**Exercise requirements**.
Leave out the pictures and copy everything else below exactly.

**Stored rows**.
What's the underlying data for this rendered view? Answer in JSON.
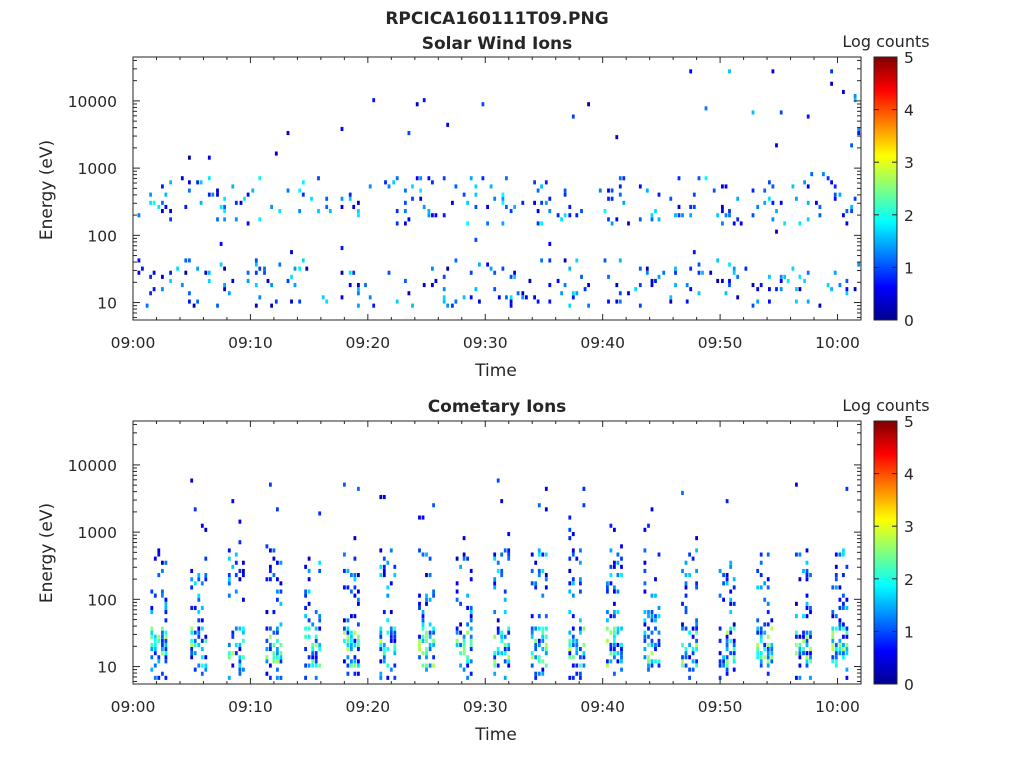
{
  "figure": {
    "filename": "RPCICA160111T09.PNG"
  },
  "colorbar": {
    "label": "Log counts",
    "min": 0,
    "max": 5,
    "ticks": [
      "0",
      "1",
      "2",
      "3",
      "4",
      "5"
    ]
  },
  "chart_data": [
    {
      "type": "heatmap",
      "title": "Solar Wind Ions",
      "xlabel": "Time",
      "ylabel": "Energy (eV)",
      "x_ticks": [
        "09:00",
        "09:10",
        "09:20",
        "09:30",
        "09:40",
        "09:50",
        "10:00"
      ],
      "x_range_minutes": [
        0,
        62
      ],
      "y_ticks": [
        "10",
        "100",
        "1000",
        "10000"
      ],
      "y_scale": "log",
      "y_range": [
        5.5,
        45000
      ],
      "z_label": "Log counts",
      "z_range": [
        0,
        5
      ],
      "scan_times": [
        0.5,
        1.5,
        2.5,
        3.5,
        4.5,
        5.5,
        6.5,
        7.5,
        8.5,
        9.5,
        10.5,
        11.5,
        12.5,
        13.5,
        14.5,
        15.5,
        16.5,
        17.5,
        18.5,
        19.5,
        20.5,
        21.5,
        22.5,
        23.5,
        24.5,
        25.5,
        26.5,
        27.5,
        28.5,
        29.5,
        30.5,
        31.5,
        32.5,
        33.5,
        34.5,
        35.5,
        36.5,
        37.5,
        38.5,
        39.5,
        40.5,
        41.5,
        42.5,
        43.5,
        44.5,
        45.5,
        46.5,
        47.5,
        48.5,
        49.5,
        50.5,
        51.5,
        52.5,
        53.5,
        54.5,
        55.5,
        56.5,
        57.5,
        58.5,
        59.5,
        60.5,
        61.5
      ],
      "bands": [
        {
          "e_low": 150,
          "e_high": 800,
          "density": 0.55,
          "z_range": [
            0.4,
            1.9
          ],
          "t_range": [
            0,
            62
          ]
        },
        {
          "e_low": 800,
          "e_high": 30000,
          "density": 0.06,
          "z_range": [
            0.2,
            1.6
          ],
          "t_range": [
            36,
            62
          ]
        },
        {
          "e_low": 1000,
          "e_high": 17000,
          "density": 0.02,
          "z_range": [
            0.2,
            1.0
          ],
          "t_range": [
            0,
            36
          ]
        },
        {
          "e_low": 8,
          "e_high": 45,
          "density": 0.45,
          "z_range": [
            0.2,
            1.8
          ],
          "t_range": [
            0,
            62
          ]
        },
        {
          "e_low": 50,
          "e_high": 140,
          "density": 0.03,
          "z_range": [
            0.3,
            1.0
          ],
          "t_range": [
            0,
            62
          ]
        }
      ]
    },
    {
      "type": "heatmap",
      "title": "Cometary Ions",
      "xlabel": "Time",
      "ylabel": "Energy (eV)",
      "x_ticks": [
        "09:00",
        "09:10",
        "09:20",
        "09:30",
        "09:40",
        "09:50",
        "10:00"
      ],
      "x_range_minutes": [
        0,
        62
      ],
      "y_ticks": [
        "10",
        "100",
        "1000",
        "10000"
      ],
      "y_scale": "log",
      "y_range": [
        5.5,
        45000
      ],
      "z_label": "Log counts",
      "z_range": [
        0,
        5
      ],
      "scan_times": [
        2.2,
        5.6,
        8.8,
        12.0,
        15.3,
        18.6,
        21.7,
        25.0,
        28.2,
        31.4,
        34.6,
        37.8,
        41.0,
        44.2,
        47.4,
        50.6,
        53.8,
        57.1,
        60.2
      ],
      "bands": [
        {
          "e_low": 10,
          "e_high": 40,
          "density": 0.95,
          "z_range": [
            0.5,
            2.8
          ],
          "t_range": [
            0,
            62
          ]
        },
        {
          "e_low": 40,
          "e_high": 600,
          "density": 0.35,
          "z_range": [
            0.3,
            1.8
          ],
          "t_range": [
            0,
            62
          ]
        },
        {
          "e_low": 600,
          "e_high": 6000,
          "density": 0.05,
          "z_range": [
            0.2,
            1.2
          ],
          "t_range": [
            0,
            62
          ]
        },
        {
          "e_low": 6,
          "e_high": 10,
          "density": 0.4,
          "z_range": [
            0.5,
            1.5
          ],
          "t_range": [
            0,
            62
          ]
        }
      ]
    }
  ]
}
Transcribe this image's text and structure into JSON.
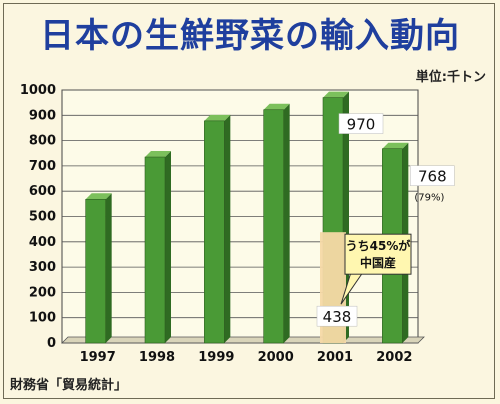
{
  "chart_data": {
    "type": "bar",
    "title": "日本の生鮮野菜の輸入動向",
    "unit_label": "単位:千トン",
    "source": "財務省「貿易統計」",
    "categories": [
      "1997",
      "1998",
      "1999",
      "2000",
      "2001",
      "2002"
    ],
    "values": [
      568,
      735,
      878,
      922,
      970,
      768
    ],
    "ylim": [
      0,
      1000
    ],
    "yticks": [
      0,
      100,
      200,
      300,
      400,
      500,
      600,
      700,
      800,
      900,
      1000
    ],
    "data_labels": [
      {
        "category": "2001",
        "text": "970"
      },
      {
        "category": "2002",
        "text": "768"
      }
    ],
    "sub_value": {
      "category": "2001",
      "value": 438,
      "text": "438"
    },
    "annotations": {
      "percent_2002": "(79%)",
      "callout_line1": "うち45%が",
      "callout_line2": "中国産"
    },
    "grid": true,
    "colors": {
      "bar": "#4a9a36",
      "bar_light": "#7cc05c",
      "bar_dark": "#2f6b22",
      "sub_bar": "#f6d9a6",
      "plot_bg": "#fdfbe8",
      "title": "#1f3f9e"
    }
  }
}
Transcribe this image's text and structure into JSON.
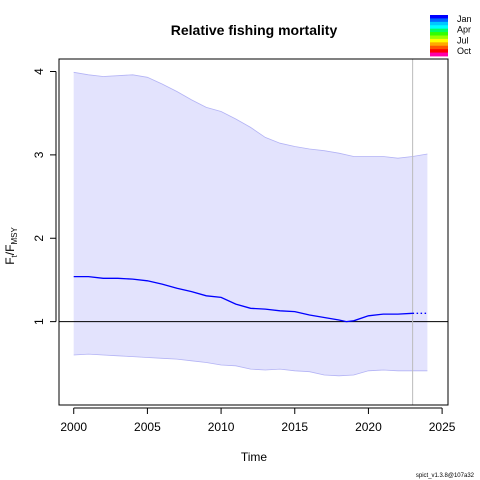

**Finished exercise**.
What's the underlying data for this rendered view? Answer in JSON.
{
  "figure": {
    "filename": "RPCICA160111T09.PNG"
  },
  "colorbar": {
    "label": "Log counts",
    "min": 0,
    "max": 5,
    "ticks": [
      "0",
      "1",
      "2",
      "3",
      "4",
      "5"
    ]
  },
  "chart_data": [
    {
      "type": "heatmap",
      "title": "Solar Wind Ions",
      "xlabel": "Time",
      "ylabel": "Energy (eV)",
      "x_ticks": [
        "09:00",
        "09:10",
        "09:20",
        "09:30",
        "09:40",
        "09:50",
        "10:00"
      ],
      "x_range_minutes": [
        0,
        62
      ],
      "y_ticks": [
        "10",
        "100",
        "1000",
        "10000"
      ],
      "y_scale": "log",
      "y_range": [
        5.5,
        45000
      ],
      "z_label": "Log counts",
      "z_range": [
        0,
        5
      ],
      "scan_times": [
        0.5,
        1.5,
        2.5,
        3.5,
        4.5,
        5.5,
        6.5,
        7.5,
        8.5,
        9.5,
        10.5,
        11.5,
        12.5,
        13.5,
        14.5,
        15.5,
        16.5,
        17.5,
        18.5,
        19.5,
        20.5,
        21.5,
        22.5,
        23.5,
        24.5,
        25.5,
        26.5,
        27.5,
        28.5,
        29.5,
        30.5,
        31.5,
        32.5,
        33.5,
        34.5,
        35.5,
        36.5,
        37.5,
        38.5,
        39.5,
        40.5,
        41.5,
        42.5,
        43.5,
        44.5,
        45.5,
        46.5,
        47.5,
        48.5,
        49.5,
        50.5,
        51.5,
        52.5,
        53.5,
        54.5,
        55.5,
        56.5,
        57.5,
        58.5,
        59.5,
        60.5,
        61.5
      ],
      "bands": [
        {
          "e_low": 150,
          "e_high": 800,
          "density": 0.55,
          "z_range": [
            0.4,
            1.9
          ],
          "t_range": [
            0,
            62
          ]
        },
        {
          "e_low": 800,
          "e_high": 30000,
          "density": 0.06,
          "z_range": [
            0.2,
            1.6
          ],
          "t_range": [
            36,
            62
          ]
        },
        {
          "e_low": 1000,
          "e_high": 17000,
          "density": 0.02,
          "z_range": [
            0.2,
            1.0
          ],
          "t_range": [
            0,
            36
          ]
        },
        {
          "e_low": 8,
          "e_high": 45,
          "density": 0.45,
          "z_range": [
            0.2,
            1.8
          ],
          "t_range": [
            0,
            62
          ]
        },
        {
          "e_low": 50,
          "e_high": 140,
          "density": 0.03,
          "z_range": [
            0.3,
            1.0
          ],
          "t_range": [
            0,
            62
          ]
        }
      ]
    },
    {
      "type": "heatmap",
      "title": "Cometary Ions",
      "xlabel": "Time",
      "ylabel": "Energy (eV)",
      "x_ticks": [
        "09:00",
        "09:10",
        "09:20",
        "09:30",
        "09:40",
        "09:50",
        "10:00"
      ],
      "x_range_minutes": [
        0,
        62
      ],
      "y_ticks": [
        "10",
        "100",
        "1000",
        "10000"
      ],
      "y_scale": "log",
      "y_range": [
        5.5,
        45000
      ],
      "z_label": "Log counts",
      "z_range": [
        0,
        5
      ],
      "scan_times": [
        2.2,
        5.6,
        8.8,
        12.0,
        15.3,
        18.6,
        21.7,
        25.0,
        28.2,
        31.4,
        34.6,
        37.8,
        41.0,
        44.2,
        47.4,
        50.6,
        53.8,
        57.1,
        60.2
      ],
      "bands": [
        {
          "e_low": 10,
          "e_high": 40,
          "density": 0.95,
          "z_range": [
            0.5,
            2.8
          ],
          "t_range": [
            0,
            62
          ]
        },
        {
          "e_low": 40,
          "e_high": 600,
          "density": 0.35,
          "z_range": [
            0.3,
            1.8
          ],
          "t_range": [
            0,
            62
          ]
        },
        {
          "e_low": 600,
          "e_high": 6000,
          "density": 0.05,
          "z_range": [
            0.2,
            1.2
          ],
          "t_range": [
            0,
            62
          ]
        },
        {
          "e_low": 6,
          "e_high": 10,
          "density": 0.4,
          "z_range": [
            0.5,
            1.5
          ],
          "t_range": [
            0,
            62
          ]
        }
      ]
    }
  ]
}
Transcribe this image's text and structure into JSON.
{
  "chart_data": {
    "type": "bar",
    "title": "日本の生鮮野菜の輸入動向",
    "unit_label": "単位:千トン",
    "source": "財務省「貿易統計」",
    "categories": [
      "1997",
      "1998",
      "1999",
      "2000",
      "2001",
      "2002"
    ],
    "values": [
      568,
      735,
      878,
      922,
      970,
      768
    ],
    "ylim": [
      0,
      1000
    ],
    "yticks": [
      0,
      100,
      200,
      300,
      400,
      500,
      600,
      700,
      800,
      900,
      1000
    ],
    "data_labels": [
      {
        "category": "2001",
        "text": "970"
      },
      {
        "category": "2002",
        "text": "768"
      }
    ],
    "sub_value": {
      "category": "2001",
      "value": 438,
      "text": "438"
    },
    "annotations": {
      "percent_2002": "(79%)",
      "callout_line1": "うち45%が",
      "callout_line2": "中国産"
    },
    "grid": true,
    "colors": {
      "bar": "#4a9a36",
      "bar_light": "#7cc05c",
      "bar_dark": "#2f6b22",
      "sub_bar": "#f6d9a6",
      "plot_bg": "#fdfbe8",
      "title": "#1f3f9e"
    }
  }
}
Transcribe this image's text and structure into JSON.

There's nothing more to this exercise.